▶ _Directive_:
Every entry that follows should be reproduced exactly.

▶ _Dataset listings of figures_:

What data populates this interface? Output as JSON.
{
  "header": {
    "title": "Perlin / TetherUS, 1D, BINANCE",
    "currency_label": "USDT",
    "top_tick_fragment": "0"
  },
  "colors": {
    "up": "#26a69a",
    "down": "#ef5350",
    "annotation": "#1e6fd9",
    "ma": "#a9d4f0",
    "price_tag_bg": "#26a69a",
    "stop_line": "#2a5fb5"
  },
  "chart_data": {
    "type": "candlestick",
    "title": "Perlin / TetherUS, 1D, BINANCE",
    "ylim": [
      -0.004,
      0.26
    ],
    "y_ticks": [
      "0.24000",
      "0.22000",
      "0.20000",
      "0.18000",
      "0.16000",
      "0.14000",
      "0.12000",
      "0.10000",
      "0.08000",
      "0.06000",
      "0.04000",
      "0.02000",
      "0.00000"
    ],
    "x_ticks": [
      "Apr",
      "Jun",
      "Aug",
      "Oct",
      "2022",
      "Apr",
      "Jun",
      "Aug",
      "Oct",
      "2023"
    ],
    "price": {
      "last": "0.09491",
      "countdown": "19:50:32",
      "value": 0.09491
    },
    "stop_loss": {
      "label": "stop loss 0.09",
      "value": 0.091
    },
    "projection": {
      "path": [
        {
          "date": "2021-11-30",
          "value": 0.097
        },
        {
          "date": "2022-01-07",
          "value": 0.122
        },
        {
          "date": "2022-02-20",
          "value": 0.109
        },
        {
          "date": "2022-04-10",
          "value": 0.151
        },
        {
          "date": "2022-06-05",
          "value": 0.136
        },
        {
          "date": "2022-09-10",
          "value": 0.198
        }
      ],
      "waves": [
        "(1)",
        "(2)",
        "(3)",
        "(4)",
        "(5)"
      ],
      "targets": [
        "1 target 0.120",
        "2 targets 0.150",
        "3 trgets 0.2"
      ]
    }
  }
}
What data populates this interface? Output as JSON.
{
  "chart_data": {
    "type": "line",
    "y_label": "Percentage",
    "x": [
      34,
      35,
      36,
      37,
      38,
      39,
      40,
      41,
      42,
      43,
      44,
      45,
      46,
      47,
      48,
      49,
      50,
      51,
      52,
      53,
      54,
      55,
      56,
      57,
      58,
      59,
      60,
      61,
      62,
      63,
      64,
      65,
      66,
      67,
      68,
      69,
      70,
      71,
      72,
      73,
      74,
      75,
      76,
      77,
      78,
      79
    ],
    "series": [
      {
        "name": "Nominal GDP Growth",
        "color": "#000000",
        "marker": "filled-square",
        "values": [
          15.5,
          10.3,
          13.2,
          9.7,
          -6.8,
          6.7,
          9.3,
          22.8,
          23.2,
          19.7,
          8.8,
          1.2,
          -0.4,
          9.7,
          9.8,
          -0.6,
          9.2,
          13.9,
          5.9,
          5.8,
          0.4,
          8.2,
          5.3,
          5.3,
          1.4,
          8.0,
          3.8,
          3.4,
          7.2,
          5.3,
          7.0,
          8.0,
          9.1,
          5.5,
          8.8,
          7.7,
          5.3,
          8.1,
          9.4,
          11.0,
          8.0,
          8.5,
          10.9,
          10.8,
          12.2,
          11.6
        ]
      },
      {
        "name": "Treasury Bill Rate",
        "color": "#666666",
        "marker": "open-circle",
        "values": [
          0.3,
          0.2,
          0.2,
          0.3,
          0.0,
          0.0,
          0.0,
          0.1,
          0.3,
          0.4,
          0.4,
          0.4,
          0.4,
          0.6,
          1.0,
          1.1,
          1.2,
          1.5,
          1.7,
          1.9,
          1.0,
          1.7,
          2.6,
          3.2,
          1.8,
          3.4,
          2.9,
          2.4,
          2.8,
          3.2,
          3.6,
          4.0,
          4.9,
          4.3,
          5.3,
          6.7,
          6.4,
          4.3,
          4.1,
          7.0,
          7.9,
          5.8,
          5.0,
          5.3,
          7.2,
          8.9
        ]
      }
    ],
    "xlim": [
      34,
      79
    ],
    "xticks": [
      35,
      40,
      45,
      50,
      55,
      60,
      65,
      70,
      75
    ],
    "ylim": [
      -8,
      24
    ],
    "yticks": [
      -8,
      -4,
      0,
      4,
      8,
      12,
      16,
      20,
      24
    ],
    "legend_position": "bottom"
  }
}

▶ _Solved problem_:
What data populates this interface? Output as JSON.
{
  "header": {
    "title": "Perlin / TetherUS, 1D, BINANCE",
    "currency_label": "USDT",
    "top_tick_fragment": "0"
  },
  "colors": {
    "up": "#26a69a",
    "down": "#ef5350",
    "annotation": "#1e6fd9",
    "ma": "#a9d4f0",
    "price_tag_bg": "#26a69a",
    "stop_line": "#2a5fb5"
  },
  "chart_data": {
    "type": "candlestick",
    "title": "Perlin / TetherUS, 1D, BINANCE",
    "ylim": [
      -0.004,
      0.26
    ],
    "y_ticks": [
      "0.24000",
      "0.22000",
      "0.20000",
      "0.18000",
      "0.16000",
      "0.14000",
      "0.12000",
      "0.10000",
      "0.08000",
      "0.06000",
      "0.04000",
      "0.02000",
      "0.00000"
    ],
    "x_ticks": [
      "Apr",
      "Jun",
      "Aug",
      "Oct",
      "2022",
      "Apr",
      "Jun",
      "Aug",
      "Oct",
      "2023"
    ],
    "price": {
      "last": "0.09491",
      "countdown": "19:50:32",
      "value": 0.09491
    },
    "stop_loss": {
      "label": "stop loss 0.09",
      "value": 0.091
    },
    "projection": {
      "path": [
        {
          "date": "2021-11-30",
          "value": 0.097
        },
        {
          "date": "2022-01-07",
          "value": 0.122
        },
        {
          "date": "2022-02-20",
          "value": 0.109
        },
        {
          "date": "2022-04-10",
          "value": 0.151
        },
        {
          "date": "2022-06-05",
          "value": 0.136
        },
        {
          "date": "2022-09-10",
          "value": 0.198
        }
      ],
      "waves": [
        "(1)",
        "(2)",
        "(3)",
        "(4)",
        "(5)"
      ],
      "targets": [
        "1 target 0.120",
        "2 targets 0.150",
        "3 trgets 0.2"
      ]
    }
  }
}
What data populates this interface? Output as JSON.
{
  "chart_data": {
    "type": "line",
    "y_label": "Percentage",
    "x": [
      34,
      35,
      36,
      37,
      38,
      39,
      40,
      41,
      42,
      43,
      44,
      45,
      46,
      47,
      48,
      49,
      50,
      51,
      52,
      53,
      54,
      55,
      56,
      57,
      58,
      59,
      60,
      61,
      62,
      63,
      64,
      65,
      66,
      67,
      68,
      69,
      70,
      71,
      72,
      73,
      74,
      75,
      76,
      77,
      78,
      79
    ],
    "series": [
      {
        "name": "Nominal GDP Growth",
        "color": "#000000",
        "marker": "filled-square",
        "values": [
          15.5,
          10.3,
          13.2,
          9.7,
          -6.8,
          6.7,
          9.3,
          22.8,
          23.2,
          19.7,
          8.8,
          1.2,
          -0.4,
          9.7,
          9.8,
          -0.6,
          9.2,
          13.9,
          5.9,
          5.8,
          0.4,
          8.2,
          5.3,
          5.3,
          1.4,
          8.0,
          3.8,
          3.4,
          7.2,
          5.3,
          7.0,
          8.0,
          9.1,
          5.5,
          8.8,
          7.7,
          5.3,
          8.1,
          9.4,
          11.0,
          8.0,
          8.5,
          10.9,
          10.8,
          12.2,
          11.6
        ]
      },
      {
        "name": "Treasury Bill Rate",
        "color": "#666666",
        "marker": "open-circle",
        "values": [
          0.3,
          0.2,
          0.2,
          0.3,
          0.0,
          0.0,
          0.0,
          0.1,
          0.3,
          0.4,
          0.4,
          0.4,
          0.4,
          0.6,
          1.0,
          1.1,
          1.2,
          1.5,
          1.7,
          1.9,
          1.0,
          1.7,
          2.6,
          3.2,
          1.8,
          3.4,
          2.9,
          2.4,
          2.8,
          3.2,
          3.6,
          4.0,
          4.9,
          4.3,
          5.3,
          6.7,
          6.4,
          4.3,
          4.1,
          7.0,
          7.9,
          5.8,
          5.0,
          5.3,
          7.2,
          8.9
        ]
      }
    ],
    "xlim": [
      34,
      79
    ],
    "xticks": [
      35,
      40,
      45,
      50,
      55,
      60,
      65,
      70,
      75
    ],
    "ylim": [
      -8,
      24
    ],
    "yticks": [
      -8,
      -4,
      0,
      4,
      8,
      12,
      16,
      20,
      24
    ],
    "legend_position": "bottom"
  }
}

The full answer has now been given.